As a fiction writer — primarily — I think a lot about imaginative literature and how it fits, nowadays, in a tightly-wired yet tatterdemalion world. Yet over the weekend the most provocation considerations on the issue turned up in the papers, the New York Times.
On the Times “Opinion” pages, recently, they’ve invited contributions from philosophers. The series is called “The Stone,” and the Oct. 24th take “on issues both timely and timeless” (as the subtitle has it) was by John Allen Paulos, a mathematician as well as philosopher. Paulos went to one of his specialties, statistics, to try and explain the human impulse to storytelling. He says:
[T]he notions of probability and statistics are not alien to storytelling. From the earliest of recorded histories there were glimmerings of these concepts…. Consider the notions of central tendency — average, median, mode, to name a few. They most certainly grew out of workaday activities and led to words such as (in English) “usual,” “typical,” …and so on. The same is true about the notions of statistical variation — standard deviation, variance, and the like. Words such as “unusual,” “peculiar,” “strange,” “…come to mind. It is hard to imagine even prehistoric humans not possessing some sort of rudimentary idea of the typical or of the unusual. …These and other fundamentally scientific concepts have in one way or another been embedded in the very idea of what a story is — an event distinctive enough to merit retelling….

+---+

▸ CHALLENGES
#1 Shorten the paragraph of the storytelling piece that begins "On the Times “Opinion” pages" into a brief list that keeps its main facts.
#2 Print the stretch of the storytelling piece from "As a fiction" through "New York Times.", keeping every word and mark unchanged.
Work only from the storytelling piece above.

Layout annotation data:
+---+

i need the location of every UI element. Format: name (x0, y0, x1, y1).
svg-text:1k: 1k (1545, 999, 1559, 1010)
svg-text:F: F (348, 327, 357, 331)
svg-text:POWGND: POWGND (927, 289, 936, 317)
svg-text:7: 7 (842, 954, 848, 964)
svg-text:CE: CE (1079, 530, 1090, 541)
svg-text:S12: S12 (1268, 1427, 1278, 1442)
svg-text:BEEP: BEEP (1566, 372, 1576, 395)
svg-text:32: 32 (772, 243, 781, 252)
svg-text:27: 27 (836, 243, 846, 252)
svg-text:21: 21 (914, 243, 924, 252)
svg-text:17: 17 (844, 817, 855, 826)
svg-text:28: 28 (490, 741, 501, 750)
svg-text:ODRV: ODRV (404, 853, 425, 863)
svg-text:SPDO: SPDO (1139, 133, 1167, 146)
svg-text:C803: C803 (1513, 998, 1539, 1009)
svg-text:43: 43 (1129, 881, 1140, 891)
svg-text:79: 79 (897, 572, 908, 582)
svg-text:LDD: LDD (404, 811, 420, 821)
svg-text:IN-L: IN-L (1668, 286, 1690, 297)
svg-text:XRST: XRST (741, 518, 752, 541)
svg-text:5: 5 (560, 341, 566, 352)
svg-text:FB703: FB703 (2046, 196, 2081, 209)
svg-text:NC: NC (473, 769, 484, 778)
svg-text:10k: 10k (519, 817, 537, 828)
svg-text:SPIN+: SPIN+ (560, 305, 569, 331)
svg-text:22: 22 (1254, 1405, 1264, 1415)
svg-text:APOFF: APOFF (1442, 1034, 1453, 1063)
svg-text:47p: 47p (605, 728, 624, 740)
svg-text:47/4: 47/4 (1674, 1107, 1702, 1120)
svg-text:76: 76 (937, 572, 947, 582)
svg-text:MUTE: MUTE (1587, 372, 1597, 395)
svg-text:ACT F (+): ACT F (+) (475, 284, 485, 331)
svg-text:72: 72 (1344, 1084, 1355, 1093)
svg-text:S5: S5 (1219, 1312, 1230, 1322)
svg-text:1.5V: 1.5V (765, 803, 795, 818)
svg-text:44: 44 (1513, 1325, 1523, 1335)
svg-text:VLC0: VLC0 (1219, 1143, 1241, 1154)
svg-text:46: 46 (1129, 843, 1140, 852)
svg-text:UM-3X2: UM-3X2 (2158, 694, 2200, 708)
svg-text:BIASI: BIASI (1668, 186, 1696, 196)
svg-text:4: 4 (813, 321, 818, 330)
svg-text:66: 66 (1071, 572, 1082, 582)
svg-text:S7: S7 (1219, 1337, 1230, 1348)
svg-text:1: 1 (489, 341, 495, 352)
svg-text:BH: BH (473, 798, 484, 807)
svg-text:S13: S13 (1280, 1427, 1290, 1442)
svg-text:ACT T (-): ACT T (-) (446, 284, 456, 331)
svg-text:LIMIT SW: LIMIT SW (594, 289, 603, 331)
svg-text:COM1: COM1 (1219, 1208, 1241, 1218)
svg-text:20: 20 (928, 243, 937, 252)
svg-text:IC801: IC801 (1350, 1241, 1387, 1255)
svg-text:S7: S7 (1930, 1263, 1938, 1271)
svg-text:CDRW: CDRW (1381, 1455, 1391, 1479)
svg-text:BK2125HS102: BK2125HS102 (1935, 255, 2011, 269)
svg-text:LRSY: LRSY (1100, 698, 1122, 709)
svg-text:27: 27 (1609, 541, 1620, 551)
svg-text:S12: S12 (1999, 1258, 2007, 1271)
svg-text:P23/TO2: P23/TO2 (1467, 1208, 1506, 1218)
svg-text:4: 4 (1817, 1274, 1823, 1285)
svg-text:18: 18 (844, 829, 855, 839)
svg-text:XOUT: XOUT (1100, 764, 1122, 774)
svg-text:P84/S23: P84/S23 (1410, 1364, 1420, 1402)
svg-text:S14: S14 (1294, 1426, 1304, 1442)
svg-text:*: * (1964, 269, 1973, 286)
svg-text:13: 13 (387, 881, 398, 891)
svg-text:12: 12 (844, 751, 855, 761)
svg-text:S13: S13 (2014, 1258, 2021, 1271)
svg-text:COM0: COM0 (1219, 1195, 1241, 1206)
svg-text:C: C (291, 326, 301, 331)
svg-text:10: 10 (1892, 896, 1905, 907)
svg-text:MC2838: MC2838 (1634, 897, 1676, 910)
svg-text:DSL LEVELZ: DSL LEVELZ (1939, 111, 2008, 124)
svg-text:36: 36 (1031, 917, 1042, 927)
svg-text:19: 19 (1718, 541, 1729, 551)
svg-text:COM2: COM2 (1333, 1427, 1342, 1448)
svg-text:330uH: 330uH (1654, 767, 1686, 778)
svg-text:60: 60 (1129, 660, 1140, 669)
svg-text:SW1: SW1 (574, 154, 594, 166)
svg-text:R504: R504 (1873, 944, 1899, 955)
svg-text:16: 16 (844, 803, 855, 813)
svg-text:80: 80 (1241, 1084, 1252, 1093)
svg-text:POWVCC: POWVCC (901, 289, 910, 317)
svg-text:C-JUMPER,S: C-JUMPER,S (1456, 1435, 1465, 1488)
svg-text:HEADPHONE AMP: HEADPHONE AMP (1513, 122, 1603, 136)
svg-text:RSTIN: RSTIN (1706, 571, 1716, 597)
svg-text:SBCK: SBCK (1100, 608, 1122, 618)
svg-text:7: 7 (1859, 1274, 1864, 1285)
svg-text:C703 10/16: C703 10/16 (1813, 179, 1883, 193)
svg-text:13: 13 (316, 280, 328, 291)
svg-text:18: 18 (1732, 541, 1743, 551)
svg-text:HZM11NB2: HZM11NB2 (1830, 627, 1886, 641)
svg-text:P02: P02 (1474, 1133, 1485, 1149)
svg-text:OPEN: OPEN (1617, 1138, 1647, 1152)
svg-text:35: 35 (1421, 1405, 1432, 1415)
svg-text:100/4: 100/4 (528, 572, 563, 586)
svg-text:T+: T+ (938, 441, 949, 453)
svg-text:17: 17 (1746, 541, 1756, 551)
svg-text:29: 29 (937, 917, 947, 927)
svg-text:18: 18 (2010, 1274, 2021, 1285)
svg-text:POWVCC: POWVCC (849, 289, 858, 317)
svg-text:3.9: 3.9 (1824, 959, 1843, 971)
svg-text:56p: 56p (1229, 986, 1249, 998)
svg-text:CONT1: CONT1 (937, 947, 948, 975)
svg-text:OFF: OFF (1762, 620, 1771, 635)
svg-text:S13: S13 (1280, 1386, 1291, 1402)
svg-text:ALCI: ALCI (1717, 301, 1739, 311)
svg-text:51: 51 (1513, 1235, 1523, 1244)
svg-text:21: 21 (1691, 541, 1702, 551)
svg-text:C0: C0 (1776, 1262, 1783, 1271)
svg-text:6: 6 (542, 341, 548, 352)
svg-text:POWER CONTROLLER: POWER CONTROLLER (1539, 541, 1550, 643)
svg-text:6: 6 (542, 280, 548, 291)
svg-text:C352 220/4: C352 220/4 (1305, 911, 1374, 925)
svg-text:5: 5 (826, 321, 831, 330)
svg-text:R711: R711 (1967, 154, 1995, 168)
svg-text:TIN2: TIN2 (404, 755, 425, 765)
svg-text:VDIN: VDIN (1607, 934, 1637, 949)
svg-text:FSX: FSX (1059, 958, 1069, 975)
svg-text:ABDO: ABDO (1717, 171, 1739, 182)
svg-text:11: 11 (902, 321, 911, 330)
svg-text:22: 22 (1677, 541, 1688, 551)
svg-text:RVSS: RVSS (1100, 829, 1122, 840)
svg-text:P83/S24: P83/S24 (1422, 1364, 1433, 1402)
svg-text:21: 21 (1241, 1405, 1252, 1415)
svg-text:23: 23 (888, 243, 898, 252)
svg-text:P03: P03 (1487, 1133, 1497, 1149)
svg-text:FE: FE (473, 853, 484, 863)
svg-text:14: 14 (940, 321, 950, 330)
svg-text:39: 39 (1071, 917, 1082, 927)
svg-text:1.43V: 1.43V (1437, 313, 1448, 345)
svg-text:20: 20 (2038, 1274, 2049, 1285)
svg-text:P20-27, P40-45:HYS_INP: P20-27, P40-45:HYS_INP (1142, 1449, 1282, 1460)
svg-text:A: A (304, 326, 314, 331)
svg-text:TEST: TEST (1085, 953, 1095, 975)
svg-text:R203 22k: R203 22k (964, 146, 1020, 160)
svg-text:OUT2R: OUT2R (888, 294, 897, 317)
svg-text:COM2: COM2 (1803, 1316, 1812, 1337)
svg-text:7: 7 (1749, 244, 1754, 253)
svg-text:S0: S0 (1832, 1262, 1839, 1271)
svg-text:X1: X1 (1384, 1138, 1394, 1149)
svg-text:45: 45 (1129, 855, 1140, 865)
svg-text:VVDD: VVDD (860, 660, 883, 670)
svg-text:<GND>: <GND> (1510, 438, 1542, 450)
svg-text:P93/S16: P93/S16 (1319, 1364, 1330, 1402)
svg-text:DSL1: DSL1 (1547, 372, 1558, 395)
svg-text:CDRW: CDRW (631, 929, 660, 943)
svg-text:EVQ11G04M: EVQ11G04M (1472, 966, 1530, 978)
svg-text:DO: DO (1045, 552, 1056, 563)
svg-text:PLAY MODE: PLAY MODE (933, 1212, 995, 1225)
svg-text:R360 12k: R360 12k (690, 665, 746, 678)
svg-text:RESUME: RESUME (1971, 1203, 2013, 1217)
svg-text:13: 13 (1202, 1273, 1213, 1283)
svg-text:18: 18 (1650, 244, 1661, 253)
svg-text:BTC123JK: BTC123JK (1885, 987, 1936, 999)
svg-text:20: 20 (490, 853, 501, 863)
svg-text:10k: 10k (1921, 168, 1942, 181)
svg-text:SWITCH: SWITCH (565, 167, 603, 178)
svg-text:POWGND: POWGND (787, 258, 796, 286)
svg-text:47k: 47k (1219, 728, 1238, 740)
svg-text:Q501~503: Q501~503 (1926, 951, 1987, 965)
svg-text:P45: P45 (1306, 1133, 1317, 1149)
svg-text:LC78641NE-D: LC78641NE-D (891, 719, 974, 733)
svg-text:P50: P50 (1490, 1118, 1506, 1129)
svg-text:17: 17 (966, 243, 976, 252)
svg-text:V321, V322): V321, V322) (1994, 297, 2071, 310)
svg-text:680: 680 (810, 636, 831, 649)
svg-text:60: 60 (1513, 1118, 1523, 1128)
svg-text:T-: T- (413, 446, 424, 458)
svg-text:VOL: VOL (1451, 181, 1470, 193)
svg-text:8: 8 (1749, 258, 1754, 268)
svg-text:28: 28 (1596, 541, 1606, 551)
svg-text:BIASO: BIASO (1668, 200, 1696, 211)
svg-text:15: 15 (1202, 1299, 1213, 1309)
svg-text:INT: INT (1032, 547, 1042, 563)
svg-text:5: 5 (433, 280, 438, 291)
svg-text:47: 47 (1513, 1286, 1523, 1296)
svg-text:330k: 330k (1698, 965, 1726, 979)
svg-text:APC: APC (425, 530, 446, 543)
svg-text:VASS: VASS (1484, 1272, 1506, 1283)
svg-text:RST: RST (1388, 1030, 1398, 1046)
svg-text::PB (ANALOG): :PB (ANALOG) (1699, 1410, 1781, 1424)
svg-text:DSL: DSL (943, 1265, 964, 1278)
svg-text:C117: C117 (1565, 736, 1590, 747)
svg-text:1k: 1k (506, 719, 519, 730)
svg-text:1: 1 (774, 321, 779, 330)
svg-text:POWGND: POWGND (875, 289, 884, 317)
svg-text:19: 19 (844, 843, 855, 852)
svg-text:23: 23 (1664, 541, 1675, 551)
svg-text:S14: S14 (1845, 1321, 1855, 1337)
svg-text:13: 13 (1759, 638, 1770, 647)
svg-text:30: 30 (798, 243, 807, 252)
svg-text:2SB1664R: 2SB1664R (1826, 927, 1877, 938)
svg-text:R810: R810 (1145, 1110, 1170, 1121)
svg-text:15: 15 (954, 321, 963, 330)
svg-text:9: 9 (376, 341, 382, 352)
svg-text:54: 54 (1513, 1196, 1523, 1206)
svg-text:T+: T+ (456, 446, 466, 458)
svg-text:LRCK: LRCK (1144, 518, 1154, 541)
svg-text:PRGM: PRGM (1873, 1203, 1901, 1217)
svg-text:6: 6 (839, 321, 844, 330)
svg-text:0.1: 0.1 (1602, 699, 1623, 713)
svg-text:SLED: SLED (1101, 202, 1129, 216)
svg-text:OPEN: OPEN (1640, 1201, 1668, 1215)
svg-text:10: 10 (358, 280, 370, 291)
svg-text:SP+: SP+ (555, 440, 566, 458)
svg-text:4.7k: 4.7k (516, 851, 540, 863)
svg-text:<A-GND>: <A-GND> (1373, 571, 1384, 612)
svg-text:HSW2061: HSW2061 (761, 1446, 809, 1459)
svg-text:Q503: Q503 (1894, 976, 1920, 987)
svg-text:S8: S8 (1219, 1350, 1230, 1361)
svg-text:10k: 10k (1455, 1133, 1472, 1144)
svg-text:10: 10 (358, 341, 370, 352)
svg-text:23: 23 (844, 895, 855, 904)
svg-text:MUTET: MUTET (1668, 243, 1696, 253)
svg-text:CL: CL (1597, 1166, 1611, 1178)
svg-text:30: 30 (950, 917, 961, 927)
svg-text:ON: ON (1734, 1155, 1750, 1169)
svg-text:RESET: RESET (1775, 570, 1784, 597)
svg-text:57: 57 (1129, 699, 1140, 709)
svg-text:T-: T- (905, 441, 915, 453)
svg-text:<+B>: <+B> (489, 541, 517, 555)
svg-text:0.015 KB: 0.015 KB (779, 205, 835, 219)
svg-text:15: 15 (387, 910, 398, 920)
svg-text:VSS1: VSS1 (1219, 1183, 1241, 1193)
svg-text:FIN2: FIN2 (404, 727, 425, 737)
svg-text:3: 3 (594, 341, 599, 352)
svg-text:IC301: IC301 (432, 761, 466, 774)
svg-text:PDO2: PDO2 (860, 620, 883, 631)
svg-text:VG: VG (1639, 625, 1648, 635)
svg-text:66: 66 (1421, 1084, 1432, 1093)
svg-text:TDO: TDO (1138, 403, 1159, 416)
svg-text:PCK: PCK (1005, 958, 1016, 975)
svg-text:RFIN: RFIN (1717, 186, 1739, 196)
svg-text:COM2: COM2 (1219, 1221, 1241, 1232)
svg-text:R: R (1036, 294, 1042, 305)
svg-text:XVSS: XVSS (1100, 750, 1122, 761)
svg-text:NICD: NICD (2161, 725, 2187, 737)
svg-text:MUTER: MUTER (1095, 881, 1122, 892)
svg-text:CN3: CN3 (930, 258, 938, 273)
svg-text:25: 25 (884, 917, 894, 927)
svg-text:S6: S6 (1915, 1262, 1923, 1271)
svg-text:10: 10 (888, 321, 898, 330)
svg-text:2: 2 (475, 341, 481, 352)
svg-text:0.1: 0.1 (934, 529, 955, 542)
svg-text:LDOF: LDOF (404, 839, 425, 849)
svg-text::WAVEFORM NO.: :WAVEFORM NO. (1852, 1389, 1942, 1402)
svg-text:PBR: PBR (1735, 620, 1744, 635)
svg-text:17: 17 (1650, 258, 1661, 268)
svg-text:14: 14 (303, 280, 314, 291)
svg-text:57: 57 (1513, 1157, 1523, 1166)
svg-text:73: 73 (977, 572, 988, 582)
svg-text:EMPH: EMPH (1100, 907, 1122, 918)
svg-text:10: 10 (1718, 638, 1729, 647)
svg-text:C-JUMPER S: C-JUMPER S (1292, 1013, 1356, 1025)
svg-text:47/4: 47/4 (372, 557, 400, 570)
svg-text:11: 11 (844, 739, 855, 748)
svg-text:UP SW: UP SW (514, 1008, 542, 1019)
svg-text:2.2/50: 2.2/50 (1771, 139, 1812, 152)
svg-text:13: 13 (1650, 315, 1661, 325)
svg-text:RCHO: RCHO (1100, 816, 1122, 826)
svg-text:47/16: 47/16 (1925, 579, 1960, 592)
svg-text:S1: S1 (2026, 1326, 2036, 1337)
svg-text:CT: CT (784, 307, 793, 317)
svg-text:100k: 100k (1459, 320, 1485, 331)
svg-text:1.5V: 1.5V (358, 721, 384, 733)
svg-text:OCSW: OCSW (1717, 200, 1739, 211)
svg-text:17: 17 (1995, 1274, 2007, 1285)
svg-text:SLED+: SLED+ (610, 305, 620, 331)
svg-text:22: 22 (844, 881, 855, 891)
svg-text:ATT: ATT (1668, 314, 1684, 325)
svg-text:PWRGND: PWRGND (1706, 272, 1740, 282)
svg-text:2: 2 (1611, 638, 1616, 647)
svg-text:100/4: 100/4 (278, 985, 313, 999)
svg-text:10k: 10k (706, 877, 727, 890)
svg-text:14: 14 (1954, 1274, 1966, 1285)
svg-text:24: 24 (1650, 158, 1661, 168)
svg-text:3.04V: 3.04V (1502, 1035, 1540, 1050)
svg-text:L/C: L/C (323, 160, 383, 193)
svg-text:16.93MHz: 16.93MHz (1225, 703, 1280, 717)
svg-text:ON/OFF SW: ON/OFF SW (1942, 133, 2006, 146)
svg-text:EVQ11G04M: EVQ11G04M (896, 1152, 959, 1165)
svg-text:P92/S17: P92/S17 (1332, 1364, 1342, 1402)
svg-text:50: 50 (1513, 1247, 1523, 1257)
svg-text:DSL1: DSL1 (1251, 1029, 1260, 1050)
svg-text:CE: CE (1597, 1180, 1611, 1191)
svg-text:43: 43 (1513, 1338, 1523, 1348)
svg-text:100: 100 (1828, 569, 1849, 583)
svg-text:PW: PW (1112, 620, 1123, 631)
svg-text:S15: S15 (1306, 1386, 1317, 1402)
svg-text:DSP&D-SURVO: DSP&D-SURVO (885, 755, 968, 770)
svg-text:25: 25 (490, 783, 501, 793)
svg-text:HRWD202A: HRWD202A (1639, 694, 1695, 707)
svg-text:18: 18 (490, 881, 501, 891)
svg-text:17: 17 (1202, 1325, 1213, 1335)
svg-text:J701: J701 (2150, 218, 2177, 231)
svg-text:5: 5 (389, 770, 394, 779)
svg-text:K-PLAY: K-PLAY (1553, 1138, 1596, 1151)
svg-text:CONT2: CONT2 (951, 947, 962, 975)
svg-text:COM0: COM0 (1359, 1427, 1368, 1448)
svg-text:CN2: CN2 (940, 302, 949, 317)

+---+

▸ EXERCISE RESPONSES
#1
- The Times "Opinion" pages have recently invited contributions from philosophers.
- The series is called "The Stone," and its subtitle describes it as "on issues both timely and timeless."
- The October 24th installment was by John Allen Paulos, a mathematician and philosopher.
- Paulos drew on statistics, one of his specialties, to try to explain the human impulse to tell stories.

#2
As a fiction writer — primarily — I think a lot about imaginative literature and how it fits, nowadays, in a tightly-wired yet tatterdemalion world. Yet over the weekend the most provocation considerations on the issue turned up in the papers, the New York Times.